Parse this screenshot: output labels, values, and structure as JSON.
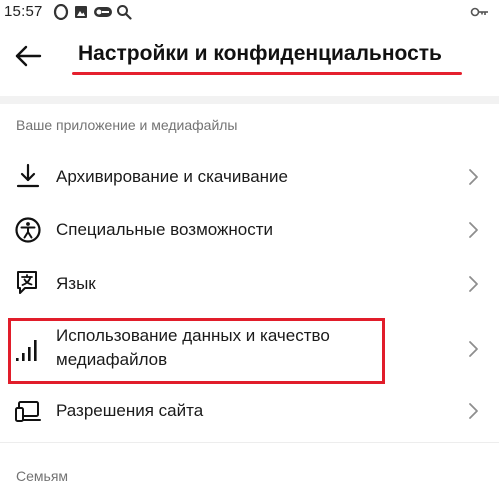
{
  "status_bar": {
    "time": "15:57",
    "icons": [
      "opera-icon",
      "image-icon",
      "vpn-key-icon",
      "search-icon",
      "key-icon"
    ]
  },
  "header": {
    "back_icon": "arrow-left-icon",
    "title": "Настройки и конфиденциальность"
  },
  "sections": [
    {
      "header": "Ваше приложение и медиафайлы",
      "items": [
        {
          "label": "Архивирование и скачивание",
          "icon": "download-icon"
        },
        {
          "label": "Специальные возможности",
          "icon": "accessibility-icon"
        },
        {
          "label": "Язык",
          "icon": "language-icon"
        },
        {
          "label_line1": "Использование данных и качество",
          "label_line2": "медиафайлов",
          "icon": "signal-bars-icon"
        },
        {
          "label": "Разрешения сайта",
          "icon": "devices-icon"
        }
      ]
    },
    {
      "header": "Семьям",
      "items": []
    }
  ],
  "colors": {
    "highlight": "#e11d2a",
    "section_header": "#737373",
    "text": "#1a1a1a",
    "chevron": "#8e8e8e"
  }
}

* **Objective**
Output each line exactly; omit every picture.

* **Full response**
Parse this screenshot: output labels, values, and structure as JSON.
{
  "status_bar": {
    "time": "15:57",
    "icons": [
      "opera-icon",
      "image-icon",
      "vpn-key-icon",
      "search-icon",
      "key-icon"
    ]
  },
  "header": {
    "back_icon": "arrow-left-icon",
    "title": "Настройки и конфиденциальность"
  },
  "sections": [
    {
      "header": "Ваше приложение и медиафайлы",
      "items": [
        {
          "label": "Архивирование и скачивание",
          "icon": "download-icon"
        },
        {
          "label": "Специальные возможности",
          "icon": "accessibility-icon"
        },
        {
          "label": "Язык",
          "icon": "language-icon"
        },
        {
          "label_line1": "Использование данных и качество",
          "label_line2": "медиафайлов",
          "icon": "signal-bars-icon"
        },
        {
          "label": "Разрешения сайта",
          "icon": "devices-icon"
        }
      ]
    },
    {
      "header": "Семьям",
      "items": []
    }
  ],
  "colors": {
    "highlight": "#e11d2a",
    "section_header": "#737373",
    "text": "#1a1a1a",
    "chevron": "#8e8e8e"
  }
}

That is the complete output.